Dataset records:
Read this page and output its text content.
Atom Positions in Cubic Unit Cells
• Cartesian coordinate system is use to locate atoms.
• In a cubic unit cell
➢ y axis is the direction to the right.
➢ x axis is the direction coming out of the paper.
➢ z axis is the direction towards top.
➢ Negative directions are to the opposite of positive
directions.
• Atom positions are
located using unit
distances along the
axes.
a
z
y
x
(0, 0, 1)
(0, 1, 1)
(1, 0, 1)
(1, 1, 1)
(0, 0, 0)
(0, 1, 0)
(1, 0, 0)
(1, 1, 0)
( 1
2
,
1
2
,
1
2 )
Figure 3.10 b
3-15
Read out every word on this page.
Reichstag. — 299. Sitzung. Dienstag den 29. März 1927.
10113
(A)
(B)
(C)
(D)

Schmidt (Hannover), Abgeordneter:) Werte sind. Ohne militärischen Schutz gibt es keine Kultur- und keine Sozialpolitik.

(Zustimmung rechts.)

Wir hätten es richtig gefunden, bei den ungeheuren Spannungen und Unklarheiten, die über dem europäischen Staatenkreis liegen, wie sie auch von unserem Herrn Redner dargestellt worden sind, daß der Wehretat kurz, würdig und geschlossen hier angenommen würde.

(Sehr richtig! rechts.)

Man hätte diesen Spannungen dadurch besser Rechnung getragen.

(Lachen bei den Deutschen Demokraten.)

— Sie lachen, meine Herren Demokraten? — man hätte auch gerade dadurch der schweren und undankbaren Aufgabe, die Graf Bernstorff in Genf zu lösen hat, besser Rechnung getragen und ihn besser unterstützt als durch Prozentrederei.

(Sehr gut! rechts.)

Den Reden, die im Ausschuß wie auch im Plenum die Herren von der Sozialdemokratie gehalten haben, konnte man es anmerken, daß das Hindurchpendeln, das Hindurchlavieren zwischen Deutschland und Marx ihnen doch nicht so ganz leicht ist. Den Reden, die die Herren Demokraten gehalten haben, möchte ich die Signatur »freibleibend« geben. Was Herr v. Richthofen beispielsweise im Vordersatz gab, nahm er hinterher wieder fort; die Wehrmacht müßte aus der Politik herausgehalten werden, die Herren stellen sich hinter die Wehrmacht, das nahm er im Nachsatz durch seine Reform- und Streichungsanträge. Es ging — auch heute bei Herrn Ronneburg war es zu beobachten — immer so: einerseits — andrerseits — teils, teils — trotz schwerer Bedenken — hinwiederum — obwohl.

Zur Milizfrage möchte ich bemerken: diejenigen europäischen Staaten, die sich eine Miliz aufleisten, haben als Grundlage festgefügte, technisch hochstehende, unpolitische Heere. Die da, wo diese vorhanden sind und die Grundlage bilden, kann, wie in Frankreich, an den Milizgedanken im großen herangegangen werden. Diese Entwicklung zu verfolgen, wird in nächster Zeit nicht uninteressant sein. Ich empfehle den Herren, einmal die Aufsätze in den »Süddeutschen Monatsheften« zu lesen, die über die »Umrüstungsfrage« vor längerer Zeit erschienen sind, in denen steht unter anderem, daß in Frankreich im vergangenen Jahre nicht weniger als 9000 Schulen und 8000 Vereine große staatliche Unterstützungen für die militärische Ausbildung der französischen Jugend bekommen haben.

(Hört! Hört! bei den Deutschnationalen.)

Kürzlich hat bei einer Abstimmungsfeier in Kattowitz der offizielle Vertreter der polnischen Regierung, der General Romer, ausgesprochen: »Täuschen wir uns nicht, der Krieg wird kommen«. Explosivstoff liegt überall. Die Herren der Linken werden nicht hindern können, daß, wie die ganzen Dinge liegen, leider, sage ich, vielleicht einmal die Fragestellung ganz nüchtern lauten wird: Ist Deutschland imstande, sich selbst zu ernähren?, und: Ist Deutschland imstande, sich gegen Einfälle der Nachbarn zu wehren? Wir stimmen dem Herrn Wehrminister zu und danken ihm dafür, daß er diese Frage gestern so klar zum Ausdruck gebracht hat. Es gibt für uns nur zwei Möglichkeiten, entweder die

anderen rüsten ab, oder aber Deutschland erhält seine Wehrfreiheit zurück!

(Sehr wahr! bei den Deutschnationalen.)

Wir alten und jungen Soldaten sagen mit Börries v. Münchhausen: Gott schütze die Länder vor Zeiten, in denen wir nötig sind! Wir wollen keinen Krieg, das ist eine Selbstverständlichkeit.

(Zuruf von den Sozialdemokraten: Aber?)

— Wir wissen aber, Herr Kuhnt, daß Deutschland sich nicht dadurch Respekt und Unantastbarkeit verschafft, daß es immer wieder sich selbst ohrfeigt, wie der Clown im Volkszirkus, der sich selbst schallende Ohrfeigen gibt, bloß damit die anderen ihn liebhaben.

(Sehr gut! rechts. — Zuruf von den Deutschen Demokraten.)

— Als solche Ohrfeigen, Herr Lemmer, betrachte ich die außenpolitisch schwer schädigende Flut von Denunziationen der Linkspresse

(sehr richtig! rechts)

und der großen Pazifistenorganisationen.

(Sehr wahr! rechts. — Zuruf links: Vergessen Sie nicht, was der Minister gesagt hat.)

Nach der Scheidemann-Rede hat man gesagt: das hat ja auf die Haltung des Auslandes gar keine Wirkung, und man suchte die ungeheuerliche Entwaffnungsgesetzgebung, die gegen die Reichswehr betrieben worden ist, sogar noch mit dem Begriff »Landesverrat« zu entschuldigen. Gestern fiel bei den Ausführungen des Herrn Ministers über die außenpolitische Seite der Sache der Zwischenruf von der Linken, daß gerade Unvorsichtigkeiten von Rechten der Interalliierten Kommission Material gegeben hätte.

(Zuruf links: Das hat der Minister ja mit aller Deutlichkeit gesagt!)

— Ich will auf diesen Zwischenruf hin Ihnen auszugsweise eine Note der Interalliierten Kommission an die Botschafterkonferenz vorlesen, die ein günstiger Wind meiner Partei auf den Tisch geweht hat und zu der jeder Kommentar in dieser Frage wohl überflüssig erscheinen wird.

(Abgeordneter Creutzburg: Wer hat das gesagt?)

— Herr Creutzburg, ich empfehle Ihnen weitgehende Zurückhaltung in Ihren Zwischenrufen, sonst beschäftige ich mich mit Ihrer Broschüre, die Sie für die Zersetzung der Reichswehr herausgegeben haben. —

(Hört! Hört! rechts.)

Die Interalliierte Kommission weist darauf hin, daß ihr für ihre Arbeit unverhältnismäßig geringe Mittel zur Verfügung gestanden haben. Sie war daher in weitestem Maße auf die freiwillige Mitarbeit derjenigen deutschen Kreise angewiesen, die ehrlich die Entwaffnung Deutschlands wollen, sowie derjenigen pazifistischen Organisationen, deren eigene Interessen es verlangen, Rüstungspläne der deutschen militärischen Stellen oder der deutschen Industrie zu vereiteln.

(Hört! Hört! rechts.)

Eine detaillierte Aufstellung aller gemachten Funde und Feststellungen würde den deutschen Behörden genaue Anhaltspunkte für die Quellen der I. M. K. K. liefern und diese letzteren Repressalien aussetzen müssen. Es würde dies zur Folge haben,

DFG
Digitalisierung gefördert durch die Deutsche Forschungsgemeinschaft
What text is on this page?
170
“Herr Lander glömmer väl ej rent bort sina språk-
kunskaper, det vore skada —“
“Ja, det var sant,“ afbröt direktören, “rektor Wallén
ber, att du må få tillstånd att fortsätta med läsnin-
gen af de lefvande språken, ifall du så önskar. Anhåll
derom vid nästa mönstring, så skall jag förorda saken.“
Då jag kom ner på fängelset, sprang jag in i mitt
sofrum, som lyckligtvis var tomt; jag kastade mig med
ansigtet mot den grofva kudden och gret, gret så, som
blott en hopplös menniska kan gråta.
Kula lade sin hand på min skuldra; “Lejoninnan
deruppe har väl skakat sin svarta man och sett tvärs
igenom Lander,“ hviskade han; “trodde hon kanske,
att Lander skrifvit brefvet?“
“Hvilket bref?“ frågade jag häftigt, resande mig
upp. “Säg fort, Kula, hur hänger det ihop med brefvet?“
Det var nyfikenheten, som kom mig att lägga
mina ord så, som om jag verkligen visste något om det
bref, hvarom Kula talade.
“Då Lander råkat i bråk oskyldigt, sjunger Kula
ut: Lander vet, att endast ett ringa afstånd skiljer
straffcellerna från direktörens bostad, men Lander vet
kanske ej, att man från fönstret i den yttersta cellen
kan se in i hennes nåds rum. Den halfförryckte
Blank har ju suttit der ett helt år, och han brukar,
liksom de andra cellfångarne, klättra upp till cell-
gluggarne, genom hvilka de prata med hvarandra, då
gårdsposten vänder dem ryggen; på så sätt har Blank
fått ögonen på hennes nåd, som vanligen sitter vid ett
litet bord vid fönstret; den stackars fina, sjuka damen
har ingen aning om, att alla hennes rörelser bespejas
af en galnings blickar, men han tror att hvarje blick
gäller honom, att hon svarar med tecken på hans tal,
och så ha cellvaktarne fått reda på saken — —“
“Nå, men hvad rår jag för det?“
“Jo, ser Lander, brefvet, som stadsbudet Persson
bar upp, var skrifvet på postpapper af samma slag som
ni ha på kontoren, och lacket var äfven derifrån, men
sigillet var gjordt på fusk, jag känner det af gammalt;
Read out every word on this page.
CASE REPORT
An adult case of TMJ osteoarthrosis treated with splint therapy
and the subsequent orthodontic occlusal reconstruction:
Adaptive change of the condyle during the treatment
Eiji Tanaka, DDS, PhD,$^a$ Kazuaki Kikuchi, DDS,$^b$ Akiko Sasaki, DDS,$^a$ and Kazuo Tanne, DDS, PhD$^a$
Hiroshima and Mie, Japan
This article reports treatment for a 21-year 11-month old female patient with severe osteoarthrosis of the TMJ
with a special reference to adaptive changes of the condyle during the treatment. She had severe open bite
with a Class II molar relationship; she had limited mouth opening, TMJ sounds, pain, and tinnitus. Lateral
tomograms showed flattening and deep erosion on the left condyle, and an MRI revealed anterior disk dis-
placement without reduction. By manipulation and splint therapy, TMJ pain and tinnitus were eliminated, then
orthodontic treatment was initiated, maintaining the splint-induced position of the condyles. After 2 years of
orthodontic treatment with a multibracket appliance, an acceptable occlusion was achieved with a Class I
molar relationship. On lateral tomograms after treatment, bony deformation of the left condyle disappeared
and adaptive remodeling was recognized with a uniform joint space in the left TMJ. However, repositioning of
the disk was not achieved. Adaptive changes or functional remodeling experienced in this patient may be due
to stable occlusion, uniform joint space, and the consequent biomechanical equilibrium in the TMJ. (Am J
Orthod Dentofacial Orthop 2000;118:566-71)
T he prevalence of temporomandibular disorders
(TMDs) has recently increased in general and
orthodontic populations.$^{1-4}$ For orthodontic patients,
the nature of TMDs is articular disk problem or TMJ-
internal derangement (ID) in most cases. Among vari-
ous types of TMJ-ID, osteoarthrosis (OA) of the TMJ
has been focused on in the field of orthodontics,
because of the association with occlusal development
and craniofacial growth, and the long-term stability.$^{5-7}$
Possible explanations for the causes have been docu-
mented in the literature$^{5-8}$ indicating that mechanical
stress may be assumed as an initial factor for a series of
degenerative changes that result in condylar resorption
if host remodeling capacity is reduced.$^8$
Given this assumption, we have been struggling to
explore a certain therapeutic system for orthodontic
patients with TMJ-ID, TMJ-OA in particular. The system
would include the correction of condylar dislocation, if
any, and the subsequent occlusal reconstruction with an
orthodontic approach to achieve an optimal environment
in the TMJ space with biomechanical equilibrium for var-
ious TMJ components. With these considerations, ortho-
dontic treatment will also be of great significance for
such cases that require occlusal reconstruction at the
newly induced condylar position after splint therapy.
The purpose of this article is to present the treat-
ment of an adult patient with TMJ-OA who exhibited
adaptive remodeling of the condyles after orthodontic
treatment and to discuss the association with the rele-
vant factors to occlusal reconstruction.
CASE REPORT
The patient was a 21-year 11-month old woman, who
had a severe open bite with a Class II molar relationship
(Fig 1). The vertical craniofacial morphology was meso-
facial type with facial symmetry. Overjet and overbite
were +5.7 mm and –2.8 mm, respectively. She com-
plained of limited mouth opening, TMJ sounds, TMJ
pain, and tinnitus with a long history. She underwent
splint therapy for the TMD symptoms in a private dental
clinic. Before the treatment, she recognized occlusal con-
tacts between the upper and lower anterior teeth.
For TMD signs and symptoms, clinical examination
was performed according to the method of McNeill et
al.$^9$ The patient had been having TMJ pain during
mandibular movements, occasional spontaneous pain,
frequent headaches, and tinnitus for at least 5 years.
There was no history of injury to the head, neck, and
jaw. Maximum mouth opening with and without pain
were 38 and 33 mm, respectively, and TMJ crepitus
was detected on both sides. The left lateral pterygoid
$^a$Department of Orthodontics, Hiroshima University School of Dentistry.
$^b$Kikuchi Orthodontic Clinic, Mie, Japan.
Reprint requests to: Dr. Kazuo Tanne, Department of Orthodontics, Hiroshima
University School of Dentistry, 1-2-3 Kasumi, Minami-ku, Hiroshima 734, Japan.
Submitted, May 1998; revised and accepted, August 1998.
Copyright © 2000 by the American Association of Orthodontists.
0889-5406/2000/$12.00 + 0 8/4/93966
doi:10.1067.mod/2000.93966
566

Problem description: Count, in the records above, the lines that contain "Dentistry", and write only the resulting number.

Result below: 2